**What to do**
Write out all lines holding the word "this".
-- BEGIN --
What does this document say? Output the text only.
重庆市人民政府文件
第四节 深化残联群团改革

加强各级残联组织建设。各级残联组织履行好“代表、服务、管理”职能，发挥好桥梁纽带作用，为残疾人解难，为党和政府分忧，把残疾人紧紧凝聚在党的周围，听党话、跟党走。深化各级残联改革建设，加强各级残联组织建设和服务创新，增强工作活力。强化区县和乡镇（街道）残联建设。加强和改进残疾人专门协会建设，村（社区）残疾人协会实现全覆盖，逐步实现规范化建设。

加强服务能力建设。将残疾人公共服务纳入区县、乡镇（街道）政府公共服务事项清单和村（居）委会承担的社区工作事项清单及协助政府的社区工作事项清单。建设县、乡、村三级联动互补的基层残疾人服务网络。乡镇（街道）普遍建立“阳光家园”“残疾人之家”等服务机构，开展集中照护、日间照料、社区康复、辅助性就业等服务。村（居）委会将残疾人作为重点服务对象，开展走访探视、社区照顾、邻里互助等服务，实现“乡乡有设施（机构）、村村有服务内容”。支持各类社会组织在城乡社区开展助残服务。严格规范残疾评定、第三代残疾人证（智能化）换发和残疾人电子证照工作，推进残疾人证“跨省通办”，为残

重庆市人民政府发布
-- END --
-- BEGIN --
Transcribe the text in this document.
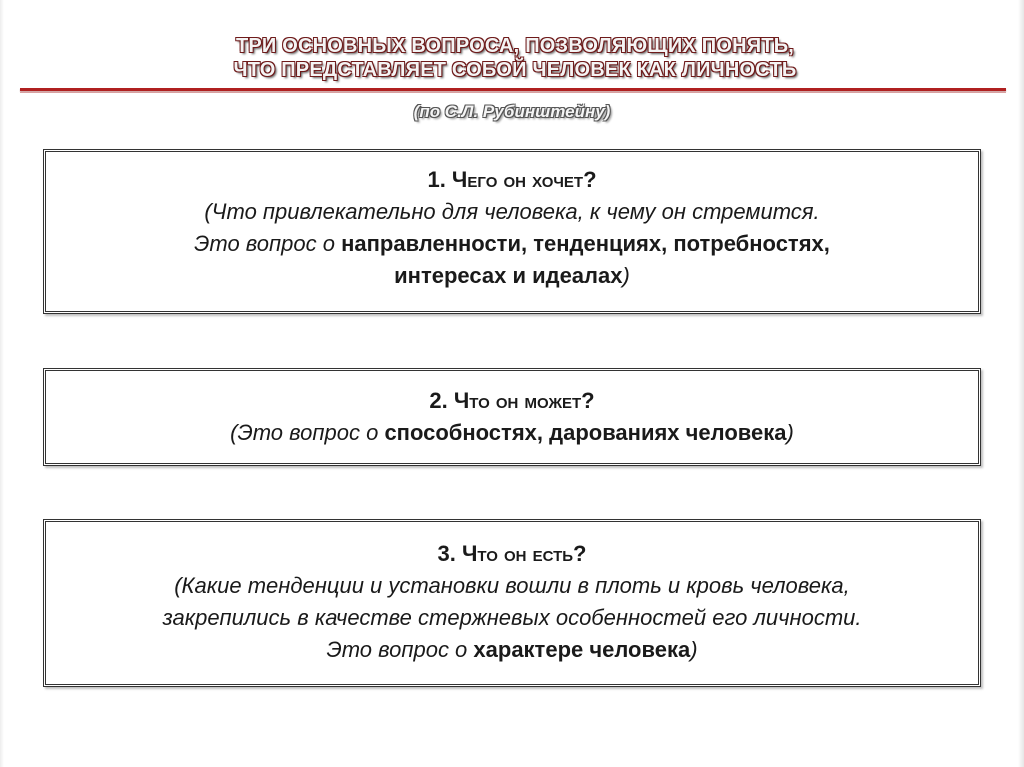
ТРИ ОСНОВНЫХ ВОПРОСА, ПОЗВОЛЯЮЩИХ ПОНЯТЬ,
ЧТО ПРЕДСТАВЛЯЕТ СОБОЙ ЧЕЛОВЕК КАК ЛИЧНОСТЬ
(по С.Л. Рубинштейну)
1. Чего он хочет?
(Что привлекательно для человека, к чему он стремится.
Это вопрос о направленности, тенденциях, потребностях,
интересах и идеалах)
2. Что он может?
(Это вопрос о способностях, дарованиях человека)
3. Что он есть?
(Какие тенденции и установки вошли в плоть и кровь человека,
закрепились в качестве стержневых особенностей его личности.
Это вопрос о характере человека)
-- END --
**Task result**
What does this document say? Output the text only.
Transcribe the text in this document.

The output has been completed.